CHALLENGE
Here are some entries; quote each one exactly.
* START *
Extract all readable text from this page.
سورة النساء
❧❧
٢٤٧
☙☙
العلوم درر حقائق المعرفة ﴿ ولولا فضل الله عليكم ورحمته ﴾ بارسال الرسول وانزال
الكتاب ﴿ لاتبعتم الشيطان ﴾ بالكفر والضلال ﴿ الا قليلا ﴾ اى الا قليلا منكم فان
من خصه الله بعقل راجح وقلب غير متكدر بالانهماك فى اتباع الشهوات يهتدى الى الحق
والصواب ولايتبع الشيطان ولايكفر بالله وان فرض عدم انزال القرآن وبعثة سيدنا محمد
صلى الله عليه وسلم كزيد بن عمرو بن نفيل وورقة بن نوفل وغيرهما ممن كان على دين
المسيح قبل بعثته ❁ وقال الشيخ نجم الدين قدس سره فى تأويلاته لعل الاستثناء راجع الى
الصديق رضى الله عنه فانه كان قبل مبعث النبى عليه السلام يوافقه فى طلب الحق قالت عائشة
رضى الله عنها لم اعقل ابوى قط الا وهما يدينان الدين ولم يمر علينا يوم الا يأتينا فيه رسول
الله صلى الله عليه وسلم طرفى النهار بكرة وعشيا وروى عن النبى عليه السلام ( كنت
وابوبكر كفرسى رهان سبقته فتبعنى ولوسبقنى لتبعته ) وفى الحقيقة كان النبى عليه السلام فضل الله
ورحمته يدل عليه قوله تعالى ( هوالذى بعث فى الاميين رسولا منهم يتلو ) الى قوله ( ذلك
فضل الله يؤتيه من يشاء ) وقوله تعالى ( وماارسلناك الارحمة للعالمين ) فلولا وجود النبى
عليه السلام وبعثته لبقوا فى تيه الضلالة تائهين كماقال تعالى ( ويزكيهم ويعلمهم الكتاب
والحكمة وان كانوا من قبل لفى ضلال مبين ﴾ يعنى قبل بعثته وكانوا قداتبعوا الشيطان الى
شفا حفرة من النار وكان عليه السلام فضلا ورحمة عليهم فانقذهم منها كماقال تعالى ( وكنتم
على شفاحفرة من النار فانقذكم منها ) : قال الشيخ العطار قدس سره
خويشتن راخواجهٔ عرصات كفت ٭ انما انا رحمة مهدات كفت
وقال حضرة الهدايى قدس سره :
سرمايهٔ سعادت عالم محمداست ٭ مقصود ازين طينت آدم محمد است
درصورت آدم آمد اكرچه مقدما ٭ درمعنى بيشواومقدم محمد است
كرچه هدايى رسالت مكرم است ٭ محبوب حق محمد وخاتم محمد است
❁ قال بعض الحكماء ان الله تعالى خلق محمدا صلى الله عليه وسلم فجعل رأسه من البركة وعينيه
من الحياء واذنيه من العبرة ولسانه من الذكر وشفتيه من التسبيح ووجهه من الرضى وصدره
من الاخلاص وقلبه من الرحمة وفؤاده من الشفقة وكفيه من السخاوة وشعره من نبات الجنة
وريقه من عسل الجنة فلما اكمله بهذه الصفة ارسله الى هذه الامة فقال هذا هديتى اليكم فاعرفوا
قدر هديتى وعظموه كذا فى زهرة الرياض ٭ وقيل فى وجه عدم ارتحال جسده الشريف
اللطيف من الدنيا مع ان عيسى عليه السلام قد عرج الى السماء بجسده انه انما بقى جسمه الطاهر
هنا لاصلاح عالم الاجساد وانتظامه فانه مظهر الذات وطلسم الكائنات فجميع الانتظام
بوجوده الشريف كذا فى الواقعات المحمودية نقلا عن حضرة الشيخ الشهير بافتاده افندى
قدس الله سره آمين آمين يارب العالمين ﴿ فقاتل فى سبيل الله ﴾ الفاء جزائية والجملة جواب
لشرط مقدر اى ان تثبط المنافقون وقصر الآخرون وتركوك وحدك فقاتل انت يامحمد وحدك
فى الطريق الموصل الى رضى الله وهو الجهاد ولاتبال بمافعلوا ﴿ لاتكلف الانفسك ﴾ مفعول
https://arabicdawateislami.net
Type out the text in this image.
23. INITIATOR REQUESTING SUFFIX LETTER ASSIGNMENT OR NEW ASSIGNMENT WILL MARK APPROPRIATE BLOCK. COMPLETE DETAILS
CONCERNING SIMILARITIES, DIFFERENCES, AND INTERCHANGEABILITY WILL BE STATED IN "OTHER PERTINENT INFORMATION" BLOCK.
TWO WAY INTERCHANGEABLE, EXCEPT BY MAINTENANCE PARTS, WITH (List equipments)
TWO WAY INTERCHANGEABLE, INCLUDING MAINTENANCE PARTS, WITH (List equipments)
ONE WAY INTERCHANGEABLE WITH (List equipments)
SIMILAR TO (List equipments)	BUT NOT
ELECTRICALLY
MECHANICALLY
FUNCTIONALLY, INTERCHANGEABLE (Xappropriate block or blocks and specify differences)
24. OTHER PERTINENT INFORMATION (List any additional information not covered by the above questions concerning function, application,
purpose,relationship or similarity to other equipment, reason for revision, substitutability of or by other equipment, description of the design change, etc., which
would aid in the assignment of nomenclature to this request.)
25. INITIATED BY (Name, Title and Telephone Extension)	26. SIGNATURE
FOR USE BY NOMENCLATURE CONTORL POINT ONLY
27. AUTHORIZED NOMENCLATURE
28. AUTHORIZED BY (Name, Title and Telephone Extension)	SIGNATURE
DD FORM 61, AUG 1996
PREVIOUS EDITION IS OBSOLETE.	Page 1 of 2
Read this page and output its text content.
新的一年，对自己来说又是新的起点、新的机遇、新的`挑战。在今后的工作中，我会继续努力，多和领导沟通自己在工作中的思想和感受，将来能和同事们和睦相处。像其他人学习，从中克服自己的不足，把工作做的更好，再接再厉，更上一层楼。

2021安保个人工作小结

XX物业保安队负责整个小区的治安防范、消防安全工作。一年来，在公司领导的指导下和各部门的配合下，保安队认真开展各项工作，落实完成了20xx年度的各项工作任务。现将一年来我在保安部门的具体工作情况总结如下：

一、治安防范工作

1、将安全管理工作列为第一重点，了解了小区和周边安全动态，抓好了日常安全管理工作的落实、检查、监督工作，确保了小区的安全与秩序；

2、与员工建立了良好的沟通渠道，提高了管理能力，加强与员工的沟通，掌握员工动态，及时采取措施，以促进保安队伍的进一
* END *
OUTPUT OF THE TASK
Extract all readable text from this page.
سورة النساء
❧❧
٢٤٧
☙☙
العلوم درر حقائق المعرفة ﴿ ولولا فضل الله عليكم ورحمته ﴾ بارسال الرسول وانزال
الكتاب ﴿ لاتبعتم الشيطان ﴾ بالكفر والضلال ﴿ الا قليلا ﴾ اى الا قليلا منكم فان
من خصه الله بعقل راجح وقلب غير متكدر بالانهماك فى اتباع الشهوات يهتدى الى الحق
والصواب ولايتبع الشيطان ولايكفر بالله وان فرض عدم انزال القرآن وبعثة سيدنا محمد
صلى الله عليه وسلم كزيد بن عمرو بن نفيل وورقة بن نوفل وغيرهما ممن كان على دين
المسيح قبل بعثته ❁ وقال الشيخ نجم الدين قدس سره فى تأويلاته لعل الاستثناء راجع الى
الصديق رضى الله عنه فانه كان قبل مبعث النبى عليه السلام يوافقه فى طلب الحق قالت عائشة
رضى الله عنها لم اعقل ابوى قط الا وهما يدينان الدين ولم يمر علينا يوم الا يأتينا فيه رسول
الله صلى الله عليه وسلم طرفى النهار بكرة وعشيا وروى عن النبى عليه السلام ( كنت
وابوبكر كفرسى رهان سبقته فتبعنى ولوسبقنى لتبعته ) وفى الحقيقة كان النبى عليه السلام فضل الله
ورحمته يدل عليه قوله تعالى ( هوالذى بعث فى الاميين رسولا منهم يتلو ) الى قوله ( ذلك
فضل الله يؤتيه من يشاء ) وقوله تعالى ( وماارسلناك الارحمة للعالمين ) فلولا وجود النبى
عليه السلام وبعثته لبقوا فى تيه الضلالة تائهين كماقال تعالى ( ويزكيهم ويعلمهم الكتاب
والحكمة وان كانوا من قبل لفى ضلال مبين ﴾ يعنى قبل بعثته وكانوا قداتبعوا الشيطان الى
شفا حفرة من النار وكان عليه السلام فضلا ورحمة عليهم فانقذهم منها كماقال تعالى ( وكنتم
على شفاحفرة من النار فانقذكم منها ) : قال الشيخ العطار قدس سره
خويشتن راخواجهٔ عرصات كفت ٭ انما انا رحمة مهدات كفت
وقال حضرة الهدايى قدس سره :
سرمايهٔ سعادت عالم محمداست ٭ مقصود ازين طينت آدم محمد است
درصورت آدم آمد اكرچه مقدما ٭ درمعنى بيشواومقدم محمد است
كرچه هدايى رسالت مكرم است ٭ محبوب حق محمد وخاتم محمد است
❁ قال بعض الحكماء ان الله تعالى خلق محمدا صلى الله عليه وسلم فجعل رأسه من البركة وعينيه
من الحياء واذنيه من العبرة ولسانه من الذكر وشفتيه من التسبيح ووجهه من الرضى وصدره
من الاخلاص وقلبه من الرحمة وفؤاده من الشفقة وكفيه من السخاوة وشعره من نبات الجنة
وريقه من عسل الجنة فلما اكمله بهذه الصفة ارسله الى هذه الامة فقال هذا هديتى اليكم فاعرفوا
قدر هديتى وعظموه كذا فى زهرة الرياض ٭ وقيل فى وجه عدم ارتحال جسده الشريف
اللطيف من الدنيا مع ان عيسى عليه السلام قد عرج الى السماء بجسده انه انما بقى جسمه الطاهر
هنا لاصلاح عالم الاجساد وانتظامه فانه مظهر الذات وطلسم الكائنات فجميع الانتظام
بوجوده الشريف كذا فى الواقعات المحمودية نقلا عن حضرة الشيخ الشهير بافتاده افندى
قدس الله سره آمين آمين يارب العالمين ﴿ فقاتل فى سبيل الله ﴾ الفاء جزائية والجملة جواب
لشرط مقدر اى ان تثبط المنافقون وقصر الآخرون وتركوك وحدك فقاتل انت يامحمد وحدك
فى الطريق الموصل الى رضى الله وهو الجهاد ولاتبال بمافعلوا ﴿ لاتكلف الانفسك ﴾ مفعول
https://arabicdawateislami.net
Type out the text in this image.
23. INITIATOR REQUESTING SUFFIX LETTER ASSIGNMENT OR NEW ASSIGNMENT WILL MARK APPROPRIATE BLOCK. COMPLETE DETAILS
CONCERNING SIMILARITIES, DIFFERENCES, AND INTERCHANGEABILITY WILL BE STATED IN "OTHER PERTINENT INFORMATION" BLOCK.
TWO WAY INTERCHANGEABLE, EXCEPT BY MAINTENANCE PARTS, WITH (List equipments)
TWO WAY INTERCHANGEABLE, INCLUDING MAINTENANCE PARTS, WITH (List equipments)
ONE WAY INTERCHANGEABLE WITH (List equipments)
SIMILAR TO (List equipments)	BUT NOT
ELECTRICALLY
MECHANICALLY
FUNCTIONALLY, INTERCHANGEABLE (Xappropriate block or blocks and specify differences)
24. OTHER PERTINENT INFORMATION (List any additional information not covered by the above questions concerning function, application,
purpose,relationship or similarity to other equipment, reason for revision, substitutability of or by other equipment, description of the design change, etc., which
would aid in the assignment of nomenclature to this request.)
25. INITIATED BY (Name, Title and Telephone Extension)	26. SIGNATURE
FOR USE BY NOMENCLATURE CONTORL POINT ONLY
27. AUTHORIZED NOMENCLATURE
28. AUTHORIZED BY (Name, Title and Telephone Extension)	SIGNATURE
DD FORM 61, AUG 1996
PREVIOUS EDITION IS OBSOLETE.	Page 1 of 2
Read this page and output its text content.
新的一年，对自己来说又是新的起点、新的机遇、新的`挑战。在今后的工作中，我会继续努力，多和领导沟通自己在工作中的思想和感受，将来能和同事们和睦相处。像其他人学习，从中克服自己的不足，把工作做的更好，再接再厉，更上一层楼。

2021安保个人工作小结

XX物业保安队负责整个小区的治安防范、消防安全工作。一年来，在公司领导的指导下和各部门的配合下，保安队认真开展各项工作，落实完成了20xx年度的各项工作任务。现将一年来我在保安部门的具体工作情况总结如下：

一、治安防范工作

1、将安全管理工作列为第一重点，了解了小区和周边安全动态，抓好了日常安全管理工作的落实、检查、监督工作，确保了小区的安全与秩序；

2、与员工建立了良好的沟通渠道，提高了管理能力，加强与员工的沟通，掌握员工动态，及时采取措施，以促进保安队伍的进一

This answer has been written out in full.